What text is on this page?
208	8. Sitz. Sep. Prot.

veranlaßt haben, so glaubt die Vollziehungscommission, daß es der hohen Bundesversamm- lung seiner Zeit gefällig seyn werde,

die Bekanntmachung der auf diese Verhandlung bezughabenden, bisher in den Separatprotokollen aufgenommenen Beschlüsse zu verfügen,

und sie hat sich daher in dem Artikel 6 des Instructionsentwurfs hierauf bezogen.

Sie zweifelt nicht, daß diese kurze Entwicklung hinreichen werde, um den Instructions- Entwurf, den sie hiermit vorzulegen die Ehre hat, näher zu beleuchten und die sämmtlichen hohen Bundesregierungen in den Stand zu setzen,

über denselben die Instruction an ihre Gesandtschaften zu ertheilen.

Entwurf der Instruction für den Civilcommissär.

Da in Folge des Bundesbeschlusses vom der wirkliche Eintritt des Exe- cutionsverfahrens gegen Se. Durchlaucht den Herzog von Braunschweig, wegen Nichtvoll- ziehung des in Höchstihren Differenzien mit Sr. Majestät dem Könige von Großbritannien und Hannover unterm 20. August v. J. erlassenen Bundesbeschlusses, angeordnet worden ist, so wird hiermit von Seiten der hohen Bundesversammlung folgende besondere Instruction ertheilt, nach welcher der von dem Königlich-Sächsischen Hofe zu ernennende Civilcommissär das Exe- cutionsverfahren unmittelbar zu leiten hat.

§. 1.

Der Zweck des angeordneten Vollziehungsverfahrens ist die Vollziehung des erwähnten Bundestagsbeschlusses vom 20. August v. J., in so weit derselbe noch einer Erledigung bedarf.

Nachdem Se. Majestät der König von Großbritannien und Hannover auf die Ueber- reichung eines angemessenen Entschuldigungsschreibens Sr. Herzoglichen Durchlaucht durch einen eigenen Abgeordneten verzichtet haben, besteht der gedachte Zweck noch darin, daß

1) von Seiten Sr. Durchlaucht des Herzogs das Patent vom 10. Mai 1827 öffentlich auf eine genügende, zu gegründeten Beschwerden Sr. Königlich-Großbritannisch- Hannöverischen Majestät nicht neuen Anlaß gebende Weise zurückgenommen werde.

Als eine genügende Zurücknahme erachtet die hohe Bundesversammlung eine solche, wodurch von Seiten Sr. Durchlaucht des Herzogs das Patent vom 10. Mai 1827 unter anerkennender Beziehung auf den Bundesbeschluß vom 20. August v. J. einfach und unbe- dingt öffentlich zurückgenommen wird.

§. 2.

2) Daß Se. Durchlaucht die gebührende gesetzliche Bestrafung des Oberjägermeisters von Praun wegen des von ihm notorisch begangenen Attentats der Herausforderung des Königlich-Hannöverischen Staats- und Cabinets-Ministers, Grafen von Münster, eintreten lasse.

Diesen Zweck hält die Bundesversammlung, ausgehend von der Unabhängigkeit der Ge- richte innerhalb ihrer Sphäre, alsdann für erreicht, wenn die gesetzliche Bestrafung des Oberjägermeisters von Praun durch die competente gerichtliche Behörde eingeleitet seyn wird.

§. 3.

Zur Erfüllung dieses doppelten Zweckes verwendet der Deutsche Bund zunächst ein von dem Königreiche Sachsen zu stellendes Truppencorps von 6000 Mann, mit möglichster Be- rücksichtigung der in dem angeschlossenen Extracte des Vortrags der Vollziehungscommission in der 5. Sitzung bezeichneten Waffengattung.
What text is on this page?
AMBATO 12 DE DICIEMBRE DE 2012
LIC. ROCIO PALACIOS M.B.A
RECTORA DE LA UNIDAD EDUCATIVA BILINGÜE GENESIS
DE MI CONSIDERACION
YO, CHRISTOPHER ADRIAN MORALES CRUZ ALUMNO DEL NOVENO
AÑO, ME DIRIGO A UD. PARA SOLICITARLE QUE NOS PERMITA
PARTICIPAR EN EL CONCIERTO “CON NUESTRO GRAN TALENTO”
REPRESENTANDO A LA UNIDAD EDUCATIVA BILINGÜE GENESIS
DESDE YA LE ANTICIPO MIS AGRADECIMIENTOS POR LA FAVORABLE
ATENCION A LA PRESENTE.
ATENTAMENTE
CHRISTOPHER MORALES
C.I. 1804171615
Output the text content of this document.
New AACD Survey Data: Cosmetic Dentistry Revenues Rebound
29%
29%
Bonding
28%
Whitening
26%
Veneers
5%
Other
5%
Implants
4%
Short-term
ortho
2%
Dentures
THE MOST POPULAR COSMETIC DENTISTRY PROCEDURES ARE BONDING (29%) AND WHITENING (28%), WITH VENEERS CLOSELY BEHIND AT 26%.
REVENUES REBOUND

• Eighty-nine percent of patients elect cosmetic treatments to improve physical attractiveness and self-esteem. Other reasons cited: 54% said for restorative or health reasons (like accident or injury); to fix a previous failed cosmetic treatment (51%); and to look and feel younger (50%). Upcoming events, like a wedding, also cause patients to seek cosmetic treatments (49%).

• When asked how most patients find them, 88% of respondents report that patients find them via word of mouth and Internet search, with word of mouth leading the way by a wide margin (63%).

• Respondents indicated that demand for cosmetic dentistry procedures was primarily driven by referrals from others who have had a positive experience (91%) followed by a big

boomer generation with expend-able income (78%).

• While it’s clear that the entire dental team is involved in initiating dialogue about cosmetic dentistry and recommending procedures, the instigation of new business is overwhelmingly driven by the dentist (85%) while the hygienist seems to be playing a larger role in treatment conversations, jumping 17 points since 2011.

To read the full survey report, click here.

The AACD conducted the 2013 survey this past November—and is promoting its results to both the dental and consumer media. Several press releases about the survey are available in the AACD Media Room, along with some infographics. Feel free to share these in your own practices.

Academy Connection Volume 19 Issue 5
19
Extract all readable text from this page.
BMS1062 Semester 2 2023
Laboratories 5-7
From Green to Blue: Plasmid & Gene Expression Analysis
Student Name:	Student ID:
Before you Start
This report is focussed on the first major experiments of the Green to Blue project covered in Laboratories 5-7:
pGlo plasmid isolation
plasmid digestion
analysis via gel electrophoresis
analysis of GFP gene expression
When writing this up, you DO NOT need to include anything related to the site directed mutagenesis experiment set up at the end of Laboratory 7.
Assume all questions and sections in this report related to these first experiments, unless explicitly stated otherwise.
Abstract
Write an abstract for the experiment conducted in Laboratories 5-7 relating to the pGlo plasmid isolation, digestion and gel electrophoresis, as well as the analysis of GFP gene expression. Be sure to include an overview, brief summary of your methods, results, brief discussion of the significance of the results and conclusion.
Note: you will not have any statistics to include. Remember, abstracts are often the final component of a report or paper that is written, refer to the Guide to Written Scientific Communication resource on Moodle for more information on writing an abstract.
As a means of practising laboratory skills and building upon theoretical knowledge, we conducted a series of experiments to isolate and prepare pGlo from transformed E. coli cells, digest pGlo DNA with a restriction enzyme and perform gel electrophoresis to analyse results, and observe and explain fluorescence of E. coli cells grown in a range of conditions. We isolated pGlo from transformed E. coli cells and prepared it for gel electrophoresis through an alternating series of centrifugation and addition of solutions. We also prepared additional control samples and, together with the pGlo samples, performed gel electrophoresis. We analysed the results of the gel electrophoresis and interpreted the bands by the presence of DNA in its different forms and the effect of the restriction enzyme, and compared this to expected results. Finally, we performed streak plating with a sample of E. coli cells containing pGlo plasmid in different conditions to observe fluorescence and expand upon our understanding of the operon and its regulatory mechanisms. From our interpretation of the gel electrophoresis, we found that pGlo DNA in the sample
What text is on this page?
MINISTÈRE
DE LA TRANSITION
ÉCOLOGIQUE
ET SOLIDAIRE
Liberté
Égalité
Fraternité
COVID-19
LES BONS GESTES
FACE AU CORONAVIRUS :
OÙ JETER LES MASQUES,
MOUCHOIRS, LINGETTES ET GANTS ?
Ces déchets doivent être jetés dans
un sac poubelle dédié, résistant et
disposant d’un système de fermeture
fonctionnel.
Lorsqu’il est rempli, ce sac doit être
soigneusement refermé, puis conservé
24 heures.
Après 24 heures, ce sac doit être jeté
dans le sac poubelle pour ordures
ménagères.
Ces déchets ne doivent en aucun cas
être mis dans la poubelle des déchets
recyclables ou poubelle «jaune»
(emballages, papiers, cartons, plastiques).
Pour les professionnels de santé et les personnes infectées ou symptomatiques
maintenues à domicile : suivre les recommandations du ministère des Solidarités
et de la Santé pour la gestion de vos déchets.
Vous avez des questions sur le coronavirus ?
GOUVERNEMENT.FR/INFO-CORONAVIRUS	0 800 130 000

+++

• [EXERCISE DESCRIPTION]: Each line in the listing where the word "about" is found is to be copied.

• [YOUR SOLUTION]:
• While it’s clear that the entire dental team is involved in initiating dialogue about cosmetic dentistry and recommending procedures, the instigation of new business is overwhelmingly driven by the dentist (85%) while the hygienist seems to be playing a larger role in treatment conversations, jumping 17 points since 2011.
The AACD conducted the 2013 survey this past November—and is promoting its results to both the dental and consumer media. Several press releases about the survey are available in the AACD Media Room, along with some infographics. Feel free to share these in your own practices.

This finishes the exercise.